Stated exercise: Repeat the entire listing exactly.

Data to use:
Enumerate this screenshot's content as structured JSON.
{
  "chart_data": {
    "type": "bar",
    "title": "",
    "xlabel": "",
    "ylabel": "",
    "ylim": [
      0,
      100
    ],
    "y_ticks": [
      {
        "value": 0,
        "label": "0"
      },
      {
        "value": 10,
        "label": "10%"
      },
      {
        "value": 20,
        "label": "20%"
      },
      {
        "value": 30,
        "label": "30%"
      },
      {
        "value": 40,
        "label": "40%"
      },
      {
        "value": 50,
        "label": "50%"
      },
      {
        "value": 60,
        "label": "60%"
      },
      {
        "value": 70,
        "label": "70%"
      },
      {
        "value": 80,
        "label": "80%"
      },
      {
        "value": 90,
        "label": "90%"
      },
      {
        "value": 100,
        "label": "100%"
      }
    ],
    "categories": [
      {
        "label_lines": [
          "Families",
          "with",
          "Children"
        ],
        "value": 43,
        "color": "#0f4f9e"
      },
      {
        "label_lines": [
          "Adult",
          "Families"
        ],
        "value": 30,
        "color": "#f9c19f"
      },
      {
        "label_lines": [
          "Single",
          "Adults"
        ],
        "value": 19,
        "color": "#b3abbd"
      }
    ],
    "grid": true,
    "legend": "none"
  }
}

Result for this exercise:
Enumerate this screenshot's content as structured JSON.
{
  "chart_data": {
    "type": "bar",
    "title": "",
    "xlabel": "",
    "ylabel": "",
    "ylim": [
      0,
      100
    ],
    "y_ticks": [
      {
        "value": 0,
        "label": "0"
      },
      {
        "value": 10,
        "label": "10%"
      },
      {
        "value": 20,
        "label": "20%"
      },
      {
        "value": 30,
        "label": "30%"
      },
      {
        "value": 40,
        "label": "40%"
      },
      {
        "value": 50,
        "label": "50%"
      },
      {
        "value": 60,
        "label": "60%"
      },
      {
        "value": 70,
        "label": "70%"
      },
      {
        "value": 80,
        "label": "80%"
      },
      {
        "value": 90,
        "label": "90%"
      },
      {
        "value": 100,
        "label": "100%"
      }
    ],
    "categories": [
      {
        "label_lines": [
          "Families",
          "with",
          "Children"
        ],
        "value": 43,
        "color": "#0f4f9e"
      },
      {
        "label_lines": [
          "Adult",
          "Families"
        ],
        "value": 30,
        "color": "#f9c19f"
      },
      {
        "label_lines": [
          "Single",
          "Adults"
        ],
        "value": 19,
        "color": "#b3abbd"
      }
    ],
    "grid": true,
    "legend": "none"
  }
}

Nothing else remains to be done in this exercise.